**PROBLEM:** Look below and pull out each line with the word "указанные".

**RECORDS FOR THIS EXERCISE:**
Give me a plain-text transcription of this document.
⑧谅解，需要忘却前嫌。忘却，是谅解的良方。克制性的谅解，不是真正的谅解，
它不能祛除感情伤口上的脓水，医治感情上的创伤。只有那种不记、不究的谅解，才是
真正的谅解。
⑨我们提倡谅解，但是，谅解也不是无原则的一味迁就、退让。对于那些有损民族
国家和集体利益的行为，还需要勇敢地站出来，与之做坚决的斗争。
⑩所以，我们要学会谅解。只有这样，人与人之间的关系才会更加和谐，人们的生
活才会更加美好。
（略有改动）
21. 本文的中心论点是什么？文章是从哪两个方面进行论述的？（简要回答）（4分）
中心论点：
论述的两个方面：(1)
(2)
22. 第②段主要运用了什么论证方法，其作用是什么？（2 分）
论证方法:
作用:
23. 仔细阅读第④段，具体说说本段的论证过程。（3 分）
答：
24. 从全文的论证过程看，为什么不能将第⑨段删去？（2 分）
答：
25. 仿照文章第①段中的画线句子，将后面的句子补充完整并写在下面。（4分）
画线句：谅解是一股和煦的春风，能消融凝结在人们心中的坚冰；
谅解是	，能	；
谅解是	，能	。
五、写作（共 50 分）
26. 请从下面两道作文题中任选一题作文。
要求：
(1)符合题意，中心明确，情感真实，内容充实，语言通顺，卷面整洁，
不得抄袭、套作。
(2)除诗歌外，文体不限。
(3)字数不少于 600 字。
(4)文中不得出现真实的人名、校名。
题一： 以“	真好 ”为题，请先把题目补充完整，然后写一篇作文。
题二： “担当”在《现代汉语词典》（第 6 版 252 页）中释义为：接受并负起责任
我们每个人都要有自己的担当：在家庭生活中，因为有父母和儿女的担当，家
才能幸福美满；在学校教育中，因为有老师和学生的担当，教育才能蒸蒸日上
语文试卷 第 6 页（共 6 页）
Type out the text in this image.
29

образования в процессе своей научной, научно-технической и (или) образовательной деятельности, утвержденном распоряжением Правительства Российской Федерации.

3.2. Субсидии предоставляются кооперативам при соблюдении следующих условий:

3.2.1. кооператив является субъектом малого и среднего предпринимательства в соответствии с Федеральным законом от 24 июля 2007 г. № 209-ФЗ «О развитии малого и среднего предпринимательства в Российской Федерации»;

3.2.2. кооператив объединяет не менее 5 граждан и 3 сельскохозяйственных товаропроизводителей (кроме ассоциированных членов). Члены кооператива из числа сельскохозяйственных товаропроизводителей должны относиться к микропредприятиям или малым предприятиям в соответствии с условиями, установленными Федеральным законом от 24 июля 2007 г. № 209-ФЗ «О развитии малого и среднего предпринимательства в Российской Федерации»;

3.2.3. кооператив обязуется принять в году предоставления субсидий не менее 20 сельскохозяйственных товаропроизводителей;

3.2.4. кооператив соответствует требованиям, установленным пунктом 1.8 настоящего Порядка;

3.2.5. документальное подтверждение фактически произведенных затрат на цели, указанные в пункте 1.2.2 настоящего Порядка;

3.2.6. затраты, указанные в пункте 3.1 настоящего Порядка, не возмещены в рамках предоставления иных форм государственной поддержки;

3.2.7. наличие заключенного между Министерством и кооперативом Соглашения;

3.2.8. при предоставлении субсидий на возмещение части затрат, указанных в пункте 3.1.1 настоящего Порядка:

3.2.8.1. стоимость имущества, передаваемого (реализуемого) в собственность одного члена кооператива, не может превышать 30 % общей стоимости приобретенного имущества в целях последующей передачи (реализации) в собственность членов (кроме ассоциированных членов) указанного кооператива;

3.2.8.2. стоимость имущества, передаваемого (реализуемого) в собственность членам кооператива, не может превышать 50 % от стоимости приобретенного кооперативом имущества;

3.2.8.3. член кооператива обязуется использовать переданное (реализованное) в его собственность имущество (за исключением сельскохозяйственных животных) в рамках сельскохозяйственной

**CORRECT ANSWER:**
3.2.5. документальное подтверждение фактически произведенных затрат на цели, указанные в пункте 1.2.2 настоящего Порядка;
3.2.6. затраты, указанные в пункте 3.1 настоящего Порядка, не возмещены в рамках предоставления иных форм государственной поддержки;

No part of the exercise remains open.